▶ _TO BE DONE_: Each record below should be repeated precisely as written.

▶ _INPUT ROWS_:

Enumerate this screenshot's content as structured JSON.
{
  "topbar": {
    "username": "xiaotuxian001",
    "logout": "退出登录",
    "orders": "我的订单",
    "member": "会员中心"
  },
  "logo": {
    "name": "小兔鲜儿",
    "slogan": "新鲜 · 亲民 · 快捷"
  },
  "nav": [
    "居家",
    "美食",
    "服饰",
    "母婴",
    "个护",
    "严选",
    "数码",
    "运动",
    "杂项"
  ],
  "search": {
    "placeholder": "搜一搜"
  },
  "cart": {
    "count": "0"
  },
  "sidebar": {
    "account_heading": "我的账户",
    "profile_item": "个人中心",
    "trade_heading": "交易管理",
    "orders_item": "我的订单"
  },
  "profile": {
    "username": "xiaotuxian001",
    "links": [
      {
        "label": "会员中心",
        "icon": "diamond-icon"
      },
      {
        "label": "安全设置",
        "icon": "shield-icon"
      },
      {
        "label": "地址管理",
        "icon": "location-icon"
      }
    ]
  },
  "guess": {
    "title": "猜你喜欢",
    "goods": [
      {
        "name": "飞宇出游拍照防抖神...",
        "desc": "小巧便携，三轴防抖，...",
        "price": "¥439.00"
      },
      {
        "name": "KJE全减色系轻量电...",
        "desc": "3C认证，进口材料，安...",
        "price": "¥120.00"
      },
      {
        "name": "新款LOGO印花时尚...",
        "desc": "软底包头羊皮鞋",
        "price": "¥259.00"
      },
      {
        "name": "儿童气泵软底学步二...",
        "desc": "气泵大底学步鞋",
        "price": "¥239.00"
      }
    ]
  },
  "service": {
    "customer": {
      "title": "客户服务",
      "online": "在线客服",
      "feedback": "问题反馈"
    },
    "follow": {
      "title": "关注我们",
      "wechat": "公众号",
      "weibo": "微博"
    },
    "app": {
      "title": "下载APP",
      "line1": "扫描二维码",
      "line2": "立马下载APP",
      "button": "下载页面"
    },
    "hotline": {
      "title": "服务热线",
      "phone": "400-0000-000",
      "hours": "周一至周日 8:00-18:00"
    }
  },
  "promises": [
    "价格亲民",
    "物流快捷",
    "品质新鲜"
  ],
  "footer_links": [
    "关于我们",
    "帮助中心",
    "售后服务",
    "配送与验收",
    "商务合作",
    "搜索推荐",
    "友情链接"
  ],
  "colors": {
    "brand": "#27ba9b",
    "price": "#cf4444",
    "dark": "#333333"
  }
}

▶ _ANSWER TO THIS PROBLEM_:
Enumerate this screenshot's content as structured JSON.
{
  "topbar": {
    "username": "xiaotuxian001",
    "logout": "退出登录",
    "orders": "我的订单",
    "member": "会员中心"
  },
  "logo": {
    "name": "小兔鲜儿",
    "slogan": "新鲜 · 亲民 · 快捷"
  },
  "nav": [
    "居家",
    "美食",
    "服饰",
    "母婴",
    "个护",
    "严选",
    "数码",
    "运动",
    "杂项"
  ],
  "search": {
    "placeholder": "搜一搜"
  },
  "cart": {
    "count": "0"
  },
  "sidebar": {
    "account_heading": "我的账户",
    "profile_item": "个人中心",
    "trade_heading": "交易管理",
    "orders_item": "我的订单"
  },
  "profile": {
    "username": "xiaotuxian001",
    "links": [
      {
        "label": "会员中心",
        "icon": "diamond-icon"
      },
      {
        "label": "安全设置",
        "icon": "shield-icon"
      },
      {
        "label": "地址管理",
        "icon": "location-icon"
      }
    ]
  },
  "guess": {
    "title": "猜你喜欢",
    "goods": [
      {
        "name": "飞宇出游拍照防抖神...",
        "desc": "小巧便携，三轴防抖，...",
        "price": "¥439.00"
      },
      {
        "name": "KJE全减色系轻量电...",
        "desc": "3C认证，进口材料，安...",
        "price": "¥120.00"
      },
      {
        "name": "新款LOGO印花时尚...",
        "desc": "软底包头羊皮鞋",
        "price": "¥259.00"
      },
      {
        "name": "儿童气泵软底学步二...",
        "desc": "气泵大底学步鞋",
        "price": "¥239.00"
      }
    ]
  },
  "service": {
    "customer": {
      "title": "客户服务",
      "online": "在线客服",
      "feedback": "问题反馈"
    },
    "follow": {
      "title": "关注我们",
      "wechat": "公众号",
      "weibo": "微博"
    },
    "app": {
      "title": "下载APP",
      "line1": "扫描二维码",
      "line2": "立马下载APP",
      "button": "下载页面"
    },
    "hotline": {
      "title": "服务热线",
      "phone": "400-0000-000",
      "hours": "周一至周日 8:00-18:00"
    }
  },
  "promises": [
    "价格亲民",
    "物流快捷",
    "品质新鲜"
  ],
  "footer_links": [
    "关于我们",
    "帮助中心",
    "售后服务",
    "配送与验收",
    "商务合作",
    "搜索推荐",
    "友情链接"
  ],
  "colors": {
    "brand": "#27ba9b",
    "price": "#cf4444",
    "dark": "#333333"
  }
}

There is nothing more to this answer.